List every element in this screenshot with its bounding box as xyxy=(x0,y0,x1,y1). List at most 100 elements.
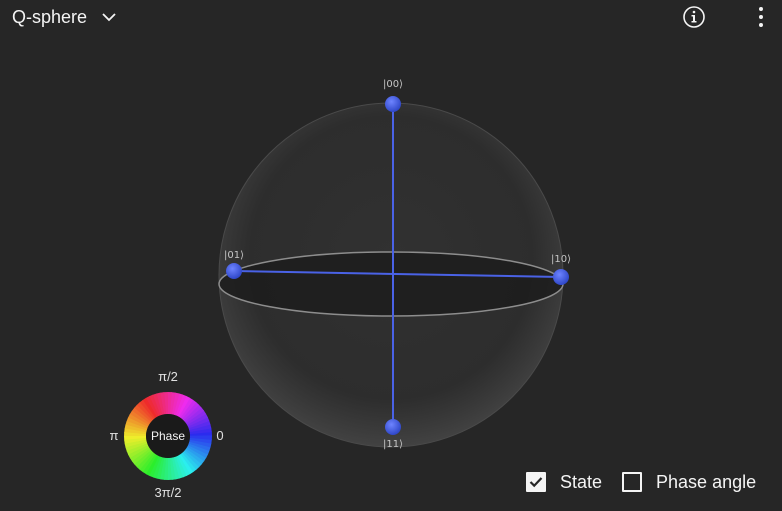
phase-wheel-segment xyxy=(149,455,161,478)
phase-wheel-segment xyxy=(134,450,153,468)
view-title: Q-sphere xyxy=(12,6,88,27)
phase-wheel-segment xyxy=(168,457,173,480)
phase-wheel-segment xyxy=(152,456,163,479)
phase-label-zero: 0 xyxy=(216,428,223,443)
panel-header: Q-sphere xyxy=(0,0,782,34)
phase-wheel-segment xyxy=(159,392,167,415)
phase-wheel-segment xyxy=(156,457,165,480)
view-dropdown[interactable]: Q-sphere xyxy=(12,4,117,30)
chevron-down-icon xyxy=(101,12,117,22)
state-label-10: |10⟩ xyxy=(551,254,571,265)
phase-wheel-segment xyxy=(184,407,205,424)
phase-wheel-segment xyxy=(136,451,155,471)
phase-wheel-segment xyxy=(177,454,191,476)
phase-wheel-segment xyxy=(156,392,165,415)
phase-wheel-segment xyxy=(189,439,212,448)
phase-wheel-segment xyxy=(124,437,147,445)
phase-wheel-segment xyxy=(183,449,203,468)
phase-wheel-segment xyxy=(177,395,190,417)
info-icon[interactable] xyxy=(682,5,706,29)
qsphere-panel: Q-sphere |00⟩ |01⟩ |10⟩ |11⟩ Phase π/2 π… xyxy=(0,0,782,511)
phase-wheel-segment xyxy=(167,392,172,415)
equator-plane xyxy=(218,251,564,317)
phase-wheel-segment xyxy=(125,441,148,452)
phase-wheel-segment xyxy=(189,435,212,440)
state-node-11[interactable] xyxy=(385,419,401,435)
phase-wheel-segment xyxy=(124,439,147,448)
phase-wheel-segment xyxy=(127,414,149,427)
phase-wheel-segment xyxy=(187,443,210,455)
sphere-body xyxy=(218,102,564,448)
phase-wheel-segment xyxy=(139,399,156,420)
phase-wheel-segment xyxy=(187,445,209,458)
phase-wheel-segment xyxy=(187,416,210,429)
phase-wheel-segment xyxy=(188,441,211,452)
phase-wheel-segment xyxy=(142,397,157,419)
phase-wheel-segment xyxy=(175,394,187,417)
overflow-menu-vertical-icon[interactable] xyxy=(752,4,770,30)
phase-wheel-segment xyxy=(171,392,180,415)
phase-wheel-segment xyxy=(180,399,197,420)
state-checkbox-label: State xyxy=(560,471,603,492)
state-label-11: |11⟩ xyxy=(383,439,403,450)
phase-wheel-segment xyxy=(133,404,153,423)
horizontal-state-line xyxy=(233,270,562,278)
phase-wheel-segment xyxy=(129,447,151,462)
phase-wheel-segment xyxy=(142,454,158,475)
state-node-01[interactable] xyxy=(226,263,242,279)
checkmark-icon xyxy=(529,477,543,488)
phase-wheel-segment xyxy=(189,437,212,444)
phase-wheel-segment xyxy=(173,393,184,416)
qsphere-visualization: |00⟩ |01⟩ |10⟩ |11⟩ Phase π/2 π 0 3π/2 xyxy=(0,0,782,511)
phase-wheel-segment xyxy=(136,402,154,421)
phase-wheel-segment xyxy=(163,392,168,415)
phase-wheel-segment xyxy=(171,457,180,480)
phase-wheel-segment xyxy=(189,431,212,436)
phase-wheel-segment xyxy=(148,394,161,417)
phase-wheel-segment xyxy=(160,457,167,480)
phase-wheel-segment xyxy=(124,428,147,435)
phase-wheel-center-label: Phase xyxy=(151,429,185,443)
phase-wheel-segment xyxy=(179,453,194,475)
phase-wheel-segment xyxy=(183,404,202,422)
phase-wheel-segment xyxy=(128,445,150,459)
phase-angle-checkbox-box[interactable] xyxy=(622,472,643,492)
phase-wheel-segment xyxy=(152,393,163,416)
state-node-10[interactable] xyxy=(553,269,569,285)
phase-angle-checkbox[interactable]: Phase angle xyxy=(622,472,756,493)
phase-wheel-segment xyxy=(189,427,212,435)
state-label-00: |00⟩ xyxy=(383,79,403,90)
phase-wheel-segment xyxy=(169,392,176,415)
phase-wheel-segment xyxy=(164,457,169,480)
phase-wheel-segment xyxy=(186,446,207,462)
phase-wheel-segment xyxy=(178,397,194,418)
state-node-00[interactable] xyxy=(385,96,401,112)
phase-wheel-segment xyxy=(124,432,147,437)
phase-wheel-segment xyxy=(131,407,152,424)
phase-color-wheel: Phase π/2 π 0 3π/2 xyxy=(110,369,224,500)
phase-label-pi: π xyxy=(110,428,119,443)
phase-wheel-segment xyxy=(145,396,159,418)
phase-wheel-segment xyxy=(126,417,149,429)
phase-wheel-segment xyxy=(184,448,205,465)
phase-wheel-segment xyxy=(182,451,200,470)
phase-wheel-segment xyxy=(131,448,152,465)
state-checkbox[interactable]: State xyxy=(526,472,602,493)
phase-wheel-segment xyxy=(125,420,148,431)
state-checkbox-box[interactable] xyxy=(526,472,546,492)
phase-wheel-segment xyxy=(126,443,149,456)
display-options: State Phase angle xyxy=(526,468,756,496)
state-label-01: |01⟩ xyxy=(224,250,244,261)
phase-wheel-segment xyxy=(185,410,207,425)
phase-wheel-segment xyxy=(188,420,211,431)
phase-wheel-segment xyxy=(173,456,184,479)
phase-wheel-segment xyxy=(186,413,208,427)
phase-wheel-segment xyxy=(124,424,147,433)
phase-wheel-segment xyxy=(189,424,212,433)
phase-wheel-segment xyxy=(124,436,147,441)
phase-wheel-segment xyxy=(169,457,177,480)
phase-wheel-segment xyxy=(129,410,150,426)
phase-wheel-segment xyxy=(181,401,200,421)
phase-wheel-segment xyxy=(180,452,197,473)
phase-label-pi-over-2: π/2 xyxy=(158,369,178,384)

● **Exercise**: Please set out all of the material above as a numbered list, omitting blank lines and leaving out the pictures.

● **Written answer**:
1. List every element in this screenshot with its bounding box as xyxy=(x0,y0,x1,y1). List at most 100 elements.
2. phase-wheel-segment xyxy=(149,455,161,478)
3. phase-wheel-segment xyxy=(134,450,153,468)
4. view-title: Q-sphere xyxy=(12,6,88,27)
5. phase-wheel-segment xyxy=(168,457,173,480)
6. phase-wheel-segment xyxy=(152,456,163,479)
7. phase-label-zero: 0 xyxy=(216,428,223,443)
8. panel-header: Q-sphere xyxy=(0,0,782,34)
9. phase-wheel-segment xyxy=(159,392,167,415)
10. phase-wheel-segment xyxy=(156,457,165,480)
11. view-dropdown[interactable]: Q-sphere xyxy=(12,4,117,30)
12. chevron-down-icon xyxy=(101,12,117,22)
13. state-label-10: |10⟩ xyxy=(551,254,571,265)
14. phase-wheel-segment xyxy=(184,407,205,424)
15. phase-wheel-segment xyxy=(136,451,155,471)
16. phase-wheel-segment xyxy=(177,454,191,476)
17. phase-wheel-segment xyxy=(156,392,165,415)
18. phase-wheel-segment xyxy=(189,439,212,448)
19. phase-wheel-segment xyxy=(124,437,147,445)
20. phase-wheel-segment xyxy=(183,449,203,468)
21. phase-wheel-segment xyxy=(177,395,190,417)
22. info-icon[interactable] xyxy=(682,5,706,29)
23. qsphere-panel: Q-sphere |00⟩ |01⟩ |10⟩ |11⟩ Phase π/2 π… xyxy=(0,0,782,511)
24. phase-wheel-segment xyxy=(167,392,172,415)
25. equator-plane xyxy=(218,251,564,317)
26. phase-wheel-segment xyxy=(125,441,148,452)
27. phase-wheel-segment xyxy=(189,435,212,440)
28. state-node-11[interactable] xyxy=(385,419,401,435)
29. phase-wheel-segment xyxy=(124,439,147,448)
30. phase-wheel-segment xyxy=(127,414,149,427)
31. phase-wheel-segment xyxy=(187,443,210,455)
32. sphere-body xyxy=(218,102,564,448)
33. phase-wheel-segment xyxy=(139,399,156,420)
34. phase-wheel-segment xyxy=(187,445,209,458)
35. phase-wheel-segment xyxy=(187,416,210,429)
36. phase-wheel-segment xyxy=(188,441,211,452)
37. phase-wheel-segment xyxy=(142,397,157,419)
38. phase-wheel-segment xyxy=(175,394,187,417)
39. overflow-menu-vertical-icon[interactable] xyxy=(752,4,770,30)
40. phase-wheel-segment xyxy=(171,392,180,415)
41. phase-wheel-segment xyxy=(180,399,197,420)
42. state-checkbox-label: State xyxy=(560,471,603,492)
43. state-label-11: |11⟩ xyxy=(383,439,403,450)
44. phase-wheel-segment xyxy=(133,404,153,423)
45. horizontal-state-line xyxy=(233,270,562,278)
46. phase-wheel-segment xyxy=(129,447,151,462)
47. phase-wheel-segment xyxy=(142,454,158,475)
48. state-node-01[interactable] xyxy=(226,263,242,279)
49. checkmark-icon xyxy=(529,477,543,488)
50. phase-wheel-segment xyxy=(189,437,212,444)
51. phase-wheel-segment xyxy=(173,393,184,416)
52. qsphere-visualization: |00⟩ |01⟩ |10⟩ |11⟩ Phase π/2 π 0 3π/2 xyxy=(0,0,782,511)
53. phase-wheel-segment xyxy=(136,402,154,421)
54. phase-wheel-segment xyxy=(163,392,168,415)
55. phase-wheel-segment xyxy=(171,457,180,480)
56. phase-wheel-segment xyxy=(189,431,212,436)
57. phase-wheel-segment xyxy=(148,394,161,417)
58. phase-wheel-segment xyxy=(160,457,167,480)
59. phase-wheel-segment xyxy=(124,428,147,435)
60. phase-wheel-center-label: Phase xyxy=(151,429,185,443)
61. phase-wheel-segment xyxy=(179,453,194,475)
62. phase-wheel-segment xyxy=(183,404,202,422)
63. phase-wheel-segment xyxy=(128,445,150,459)
64. phase-angle-checkbox-box[interactable] xyxy=(622,472,643,492)
65. phase-wheel-segment xyxy=(152,393,163,416)
66. state-node-10[interactable] xyxy=(553,269,569,285)
67. phase-angle-checkbox[interactable]: Phase angle xyxy=(622,472,756,493)
68. phase-wheel-segment xyxy=(189,427,212,435)
69. state-label-00: |00⟩ xyxy=(383,79,403,90)
70. phase-wheel-segment xyxy=(169,392,176,415)
71. phase-wheel-segment xyxy=(164,457,169,480)
72. phase-wheel-segment xyxy=(186,446,207,462)
73. phase-wheel-segment xyxy=(178,397,194,418)
74. state-node-00[interactable] xyxy=(385,96,401,112)
75. phase-wheel-segment xyxy=(124,432,147,437)
76. phase-wheel-segment xyxy=(131,407,152,424)
77. phase-color-wheel: Phase π/2 π 0 3π/2 xyxy=(110,369,224,500)
78. phase-label-pi: π xyxy=(110,428,119,443)
79. phase-wheel-segment xyxy=(145,396,159,418)
80. phase-wheel-segment xyxy=(126,417,149,429)
81. phase-wheel-segment xyxy=(184,448,205,465)
82. phase-wheel-segment xyxy=(182,451,200,470)
83. phase-wheel-segment xyxy=(131,448,152,465)
84. state-checkbox[interactable]: State xyxy=(526,472,602,493)
85. phase-wheel-segment xyxy=(125,420,148,431)
86. state-checkbox-box[interactable] xyxy=(526,472,546,492)
87. phase-wheel-segment xyxy=(126,443,149,456)
88. display-options: State Phase angle xyxy=(526,468,756,496)
89. state-label-01: |01⟩ xyxy=(224,250,244,261)
90. phase-wheel-segment xyxy=(185,410,207,425)
91. phase-wheel-segment xyxy=(188,420,211,431)
92. phase-wheel-segment xyxy=(173,456,184,479)
93. phase-wheel-segment xyxy=(186,413,208,427)
94. phase-wheel-segment xyxy=(124,424,147,433)
95. phase-wheel-segment xyxy=(189,424,212,433)
96. phase-wheel-segment xyxy=(124,436,147,441)
97. phase-wheel-segment xyxy=(169,457,177,480)
98. phase-wheel-segment xyxy=(129,410,150,426)
99. phase-wheel-segment xyxy=(181,401,200,421)
100. phase-wheel-segment xyxy=(180,452,197,473)
101. phase-label-pi-over-2: π/2 xyxy=(158,369,178,384)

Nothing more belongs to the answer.